Exercise aim:
Tally the lines containing the word "xlabel" and give the total alone.

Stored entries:
** BEGIN **

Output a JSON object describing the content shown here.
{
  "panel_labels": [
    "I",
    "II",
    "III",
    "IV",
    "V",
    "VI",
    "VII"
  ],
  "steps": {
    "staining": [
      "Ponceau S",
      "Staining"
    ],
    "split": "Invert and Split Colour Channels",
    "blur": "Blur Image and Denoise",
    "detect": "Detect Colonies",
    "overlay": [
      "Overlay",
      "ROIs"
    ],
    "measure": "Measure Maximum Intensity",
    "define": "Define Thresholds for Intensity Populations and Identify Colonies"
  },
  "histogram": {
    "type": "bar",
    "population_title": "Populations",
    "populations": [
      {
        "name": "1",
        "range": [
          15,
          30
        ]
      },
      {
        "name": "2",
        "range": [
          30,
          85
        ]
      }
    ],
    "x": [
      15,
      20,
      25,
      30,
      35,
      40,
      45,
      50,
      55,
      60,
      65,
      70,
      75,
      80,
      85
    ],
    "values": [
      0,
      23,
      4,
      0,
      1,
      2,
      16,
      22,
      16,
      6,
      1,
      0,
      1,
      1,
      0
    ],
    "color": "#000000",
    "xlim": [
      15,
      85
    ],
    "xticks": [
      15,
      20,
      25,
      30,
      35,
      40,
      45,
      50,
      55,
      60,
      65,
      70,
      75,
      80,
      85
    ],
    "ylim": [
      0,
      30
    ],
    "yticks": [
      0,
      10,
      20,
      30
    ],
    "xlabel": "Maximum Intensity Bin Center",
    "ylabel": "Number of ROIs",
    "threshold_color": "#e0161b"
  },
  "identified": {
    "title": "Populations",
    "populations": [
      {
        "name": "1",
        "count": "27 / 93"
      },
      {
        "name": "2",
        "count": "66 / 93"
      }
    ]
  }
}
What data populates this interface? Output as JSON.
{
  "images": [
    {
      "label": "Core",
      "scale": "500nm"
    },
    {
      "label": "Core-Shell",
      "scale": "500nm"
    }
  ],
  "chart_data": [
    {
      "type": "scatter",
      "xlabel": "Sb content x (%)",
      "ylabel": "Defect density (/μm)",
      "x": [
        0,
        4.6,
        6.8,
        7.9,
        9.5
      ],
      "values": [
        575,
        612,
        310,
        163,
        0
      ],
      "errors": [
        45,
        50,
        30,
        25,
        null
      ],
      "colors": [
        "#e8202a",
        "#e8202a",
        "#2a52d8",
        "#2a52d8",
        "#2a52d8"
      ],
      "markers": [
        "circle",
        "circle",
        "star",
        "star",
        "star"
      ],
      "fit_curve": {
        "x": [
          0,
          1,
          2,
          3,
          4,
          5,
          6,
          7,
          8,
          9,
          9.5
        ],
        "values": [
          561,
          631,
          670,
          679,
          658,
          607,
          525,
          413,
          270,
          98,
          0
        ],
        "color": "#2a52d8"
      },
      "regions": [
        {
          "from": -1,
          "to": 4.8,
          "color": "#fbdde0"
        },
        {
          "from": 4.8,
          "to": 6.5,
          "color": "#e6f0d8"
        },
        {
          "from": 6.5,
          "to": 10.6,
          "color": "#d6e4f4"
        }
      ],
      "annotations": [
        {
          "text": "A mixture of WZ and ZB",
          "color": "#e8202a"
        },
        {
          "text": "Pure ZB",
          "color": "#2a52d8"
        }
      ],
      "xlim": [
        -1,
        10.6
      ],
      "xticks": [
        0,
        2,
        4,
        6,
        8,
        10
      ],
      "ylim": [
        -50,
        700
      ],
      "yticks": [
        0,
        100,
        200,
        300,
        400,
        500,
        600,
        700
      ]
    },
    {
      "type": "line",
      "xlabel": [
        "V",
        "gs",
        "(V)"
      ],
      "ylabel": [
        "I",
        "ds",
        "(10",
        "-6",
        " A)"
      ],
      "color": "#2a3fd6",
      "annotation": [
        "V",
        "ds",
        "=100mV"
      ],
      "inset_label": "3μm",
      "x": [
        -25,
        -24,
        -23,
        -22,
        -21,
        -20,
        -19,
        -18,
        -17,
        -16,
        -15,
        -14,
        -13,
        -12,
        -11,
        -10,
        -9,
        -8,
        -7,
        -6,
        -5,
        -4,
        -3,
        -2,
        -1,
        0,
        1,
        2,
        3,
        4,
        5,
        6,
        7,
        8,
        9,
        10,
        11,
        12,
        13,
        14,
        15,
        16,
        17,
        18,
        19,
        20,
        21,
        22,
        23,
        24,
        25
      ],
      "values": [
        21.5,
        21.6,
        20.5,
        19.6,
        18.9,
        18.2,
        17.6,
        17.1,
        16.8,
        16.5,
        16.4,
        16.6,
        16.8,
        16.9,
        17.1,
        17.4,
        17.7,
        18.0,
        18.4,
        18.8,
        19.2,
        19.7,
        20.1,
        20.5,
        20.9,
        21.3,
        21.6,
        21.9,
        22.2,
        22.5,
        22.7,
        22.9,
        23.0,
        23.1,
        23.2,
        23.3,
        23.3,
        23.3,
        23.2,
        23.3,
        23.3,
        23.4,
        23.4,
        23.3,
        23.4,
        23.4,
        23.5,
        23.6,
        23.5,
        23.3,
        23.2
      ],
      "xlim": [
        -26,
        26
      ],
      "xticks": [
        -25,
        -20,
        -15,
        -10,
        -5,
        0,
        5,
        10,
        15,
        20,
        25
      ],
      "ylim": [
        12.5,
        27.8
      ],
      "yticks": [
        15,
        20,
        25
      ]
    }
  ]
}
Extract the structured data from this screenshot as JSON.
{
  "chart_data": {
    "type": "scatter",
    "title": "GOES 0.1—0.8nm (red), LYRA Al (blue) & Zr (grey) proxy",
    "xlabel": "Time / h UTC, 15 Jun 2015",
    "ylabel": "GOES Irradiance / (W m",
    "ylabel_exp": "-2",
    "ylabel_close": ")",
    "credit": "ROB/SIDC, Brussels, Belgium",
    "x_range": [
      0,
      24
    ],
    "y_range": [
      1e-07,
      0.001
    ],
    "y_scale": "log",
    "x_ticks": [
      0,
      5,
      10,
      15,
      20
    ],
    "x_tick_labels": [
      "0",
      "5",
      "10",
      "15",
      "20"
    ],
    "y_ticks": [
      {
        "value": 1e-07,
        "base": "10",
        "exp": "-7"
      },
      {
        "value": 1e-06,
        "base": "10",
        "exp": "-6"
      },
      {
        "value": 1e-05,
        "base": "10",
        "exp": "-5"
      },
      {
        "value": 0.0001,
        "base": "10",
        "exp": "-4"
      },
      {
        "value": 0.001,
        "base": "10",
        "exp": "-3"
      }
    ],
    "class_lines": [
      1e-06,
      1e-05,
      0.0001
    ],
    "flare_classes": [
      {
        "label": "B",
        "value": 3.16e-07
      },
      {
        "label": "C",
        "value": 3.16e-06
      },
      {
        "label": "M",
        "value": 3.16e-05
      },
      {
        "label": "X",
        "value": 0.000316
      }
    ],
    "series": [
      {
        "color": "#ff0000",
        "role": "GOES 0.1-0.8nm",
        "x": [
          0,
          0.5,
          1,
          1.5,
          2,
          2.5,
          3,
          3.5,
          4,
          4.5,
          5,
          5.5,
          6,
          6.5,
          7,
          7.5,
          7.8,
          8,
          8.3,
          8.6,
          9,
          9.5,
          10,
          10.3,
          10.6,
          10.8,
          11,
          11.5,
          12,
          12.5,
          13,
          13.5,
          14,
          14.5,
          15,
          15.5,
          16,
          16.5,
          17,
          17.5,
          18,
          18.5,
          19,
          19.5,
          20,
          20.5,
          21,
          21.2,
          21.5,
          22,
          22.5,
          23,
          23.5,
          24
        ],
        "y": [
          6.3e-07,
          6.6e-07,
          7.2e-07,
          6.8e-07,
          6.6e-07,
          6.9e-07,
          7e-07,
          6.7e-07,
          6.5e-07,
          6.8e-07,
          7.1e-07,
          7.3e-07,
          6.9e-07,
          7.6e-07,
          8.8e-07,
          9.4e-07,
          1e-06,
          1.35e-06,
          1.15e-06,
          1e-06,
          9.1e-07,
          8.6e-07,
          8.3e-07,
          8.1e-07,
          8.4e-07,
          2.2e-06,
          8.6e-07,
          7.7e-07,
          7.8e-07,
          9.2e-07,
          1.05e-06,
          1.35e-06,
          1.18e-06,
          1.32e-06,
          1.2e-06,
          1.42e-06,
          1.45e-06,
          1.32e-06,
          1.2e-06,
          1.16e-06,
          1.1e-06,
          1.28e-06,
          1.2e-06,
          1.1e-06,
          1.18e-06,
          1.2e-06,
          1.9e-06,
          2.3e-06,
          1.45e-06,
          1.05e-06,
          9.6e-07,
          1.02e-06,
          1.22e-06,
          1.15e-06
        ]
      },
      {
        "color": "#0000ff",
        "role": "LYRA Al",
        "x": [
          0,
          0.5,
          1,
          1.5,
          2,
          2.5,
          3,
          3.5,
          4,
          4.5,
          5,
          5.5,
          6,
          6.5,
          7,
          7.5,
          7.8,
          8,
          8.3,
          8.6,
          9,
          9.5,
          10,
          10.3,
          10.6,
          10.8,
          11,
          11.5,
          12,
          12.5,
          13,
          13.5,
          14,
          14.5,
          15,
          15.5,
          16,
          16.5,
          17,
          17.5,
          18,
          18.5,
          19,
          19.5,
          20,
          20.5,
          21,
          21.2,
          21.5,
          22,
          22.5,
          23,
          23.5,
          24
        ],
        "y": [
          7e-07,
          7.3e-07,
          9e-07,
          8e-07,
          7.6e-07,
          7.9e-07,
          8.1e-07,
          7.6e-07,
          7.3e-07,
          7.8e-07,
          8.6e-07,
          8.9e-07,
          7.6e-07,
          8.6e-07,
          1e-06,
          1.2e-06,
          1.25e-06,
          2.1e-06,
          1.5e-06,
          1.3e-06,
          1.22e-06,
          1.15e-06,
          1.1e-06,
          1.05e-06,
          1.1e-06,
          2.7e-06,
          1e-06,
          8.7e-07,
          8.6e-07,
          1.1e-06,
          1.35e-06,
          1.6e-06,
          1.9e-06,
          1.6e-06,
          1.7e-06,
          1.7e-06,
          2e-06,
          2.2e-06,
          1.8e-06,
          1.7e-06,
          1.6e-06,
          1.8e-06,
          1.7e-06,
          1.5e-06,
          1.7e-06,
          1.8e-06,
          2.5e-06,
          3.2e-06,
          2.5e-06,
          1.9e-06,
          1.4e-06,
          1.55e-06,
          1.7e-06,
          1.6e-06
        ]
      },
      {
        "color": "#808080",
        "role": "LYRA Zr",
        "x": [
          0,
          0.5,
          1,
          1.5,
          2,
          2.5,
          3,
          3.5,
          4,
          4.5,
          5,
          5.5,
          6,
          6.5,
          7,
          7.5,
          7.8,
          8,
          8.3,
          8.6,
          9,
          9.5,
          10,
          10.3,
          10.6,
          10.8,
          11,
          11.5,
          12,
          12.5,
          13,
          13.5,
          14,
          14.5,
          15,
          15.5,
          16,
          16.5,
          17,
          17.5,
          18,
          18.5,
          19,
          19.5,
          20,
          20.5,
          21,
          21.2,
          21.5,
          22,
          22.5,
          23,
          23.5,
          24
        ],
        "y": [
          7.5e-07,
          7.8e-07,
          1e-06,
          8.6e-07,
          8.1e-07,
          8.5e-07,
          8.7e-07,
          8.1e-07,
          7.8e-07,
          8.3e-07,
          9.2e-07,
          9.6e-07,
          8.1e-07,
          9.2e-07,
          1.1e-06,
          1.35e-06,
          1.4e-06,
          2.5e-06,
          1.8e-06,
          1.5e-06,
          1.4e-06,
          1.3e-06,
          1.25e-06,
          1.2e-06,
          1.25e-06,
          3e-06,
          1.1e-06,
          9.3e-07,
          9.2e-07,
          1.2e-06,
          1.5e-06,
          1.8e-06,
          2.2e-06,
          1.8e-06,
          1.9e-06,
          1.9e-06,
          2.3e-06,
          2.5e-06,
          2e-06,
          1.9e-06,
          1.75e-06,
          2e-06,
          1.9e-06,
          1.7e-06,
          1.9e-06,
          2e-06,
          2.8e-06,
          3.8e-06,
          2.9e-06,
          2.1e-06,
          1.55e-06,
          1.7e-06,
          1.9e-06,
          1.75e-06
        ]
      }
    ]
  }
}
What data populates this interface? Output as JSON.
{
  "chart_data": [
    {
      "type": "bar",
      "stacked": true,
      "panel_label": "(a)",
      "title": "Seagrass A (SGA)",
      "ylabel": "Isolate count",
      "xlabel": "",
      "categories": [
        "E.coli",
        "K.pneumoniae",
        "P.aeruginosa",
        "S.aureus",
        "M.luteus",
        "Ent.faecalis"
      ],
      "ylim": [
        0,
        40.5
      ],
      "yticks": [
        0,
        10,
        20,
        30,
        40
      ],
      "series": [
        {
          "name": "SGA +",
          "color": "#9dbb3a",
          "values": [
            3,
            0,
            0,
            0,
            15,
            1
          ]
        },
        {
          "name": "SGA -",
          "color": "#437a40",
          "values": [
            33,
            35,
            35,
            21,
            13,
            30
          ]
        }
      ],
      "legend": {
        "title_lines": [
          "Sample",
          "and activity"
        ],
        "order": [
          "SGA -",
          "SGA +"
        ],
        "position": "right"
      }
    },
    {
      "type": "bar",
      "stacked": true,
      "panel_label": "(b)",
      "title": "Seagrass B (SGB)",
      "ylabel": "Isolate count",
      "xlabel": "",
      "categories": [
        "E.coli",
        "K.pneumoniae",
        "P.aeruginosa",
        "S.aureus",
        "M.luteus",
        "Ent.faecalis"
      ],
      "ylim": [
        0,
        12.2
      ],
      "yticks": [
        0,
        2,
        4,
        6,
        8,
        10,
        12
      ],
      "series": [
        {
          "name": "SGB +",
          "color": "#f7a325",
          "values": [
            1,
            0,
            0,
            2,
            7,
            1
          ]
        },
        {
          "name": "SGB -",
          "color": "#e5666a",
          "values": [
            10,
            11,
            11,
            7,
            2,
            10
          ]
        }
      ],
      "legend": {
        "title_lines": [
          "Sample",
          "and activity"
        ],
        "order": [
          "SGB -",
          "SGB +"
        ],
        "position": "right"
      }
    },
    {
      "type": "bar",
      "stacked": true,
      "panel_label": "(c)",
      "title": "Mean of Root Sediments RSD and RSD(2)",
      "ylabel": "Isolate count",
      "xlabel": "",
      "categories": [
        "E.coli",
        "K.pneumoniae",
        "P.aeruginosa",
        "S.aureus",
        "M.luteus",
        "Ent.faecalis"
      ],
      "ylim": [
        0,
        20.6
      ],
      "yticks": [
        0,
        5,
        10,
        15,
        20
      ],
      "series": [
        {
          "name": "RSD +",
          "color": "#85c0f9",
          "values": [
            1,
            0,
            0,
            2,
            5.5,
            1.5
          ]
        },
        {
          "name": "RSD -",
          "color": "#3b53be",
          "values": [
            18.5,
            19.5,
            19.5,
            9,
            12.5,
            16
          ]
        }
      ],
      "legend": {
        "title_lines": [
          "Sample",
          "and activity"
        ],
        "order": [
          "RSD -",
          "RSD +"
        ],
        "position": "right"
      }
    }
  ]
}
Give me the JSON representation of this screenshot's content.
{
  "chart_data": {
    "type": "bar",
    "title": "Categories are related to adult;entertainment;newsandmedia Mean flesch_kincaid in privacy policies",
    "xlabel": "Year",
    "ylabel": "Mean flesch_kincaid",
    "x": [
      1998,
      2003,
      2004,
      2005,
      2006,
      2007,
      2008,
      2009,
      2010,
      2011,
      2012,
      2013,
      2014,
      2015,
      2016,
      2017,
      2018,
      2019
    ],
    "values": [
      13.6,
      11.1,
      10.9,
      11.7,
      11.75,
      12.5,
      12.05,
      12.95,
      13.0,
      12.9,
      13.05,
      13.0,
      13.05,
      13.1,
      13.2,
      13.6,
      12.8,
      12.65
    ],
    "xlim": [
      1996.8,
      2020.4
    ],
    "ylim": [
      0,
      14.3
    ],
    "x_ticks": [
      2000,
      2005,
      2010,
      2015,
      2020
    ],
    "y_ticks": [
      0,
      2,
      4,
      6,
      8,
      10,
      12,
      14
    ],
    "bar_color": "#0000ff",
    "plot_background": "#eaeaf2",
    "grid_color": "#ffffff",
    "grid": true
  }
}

** END **

Output below:
8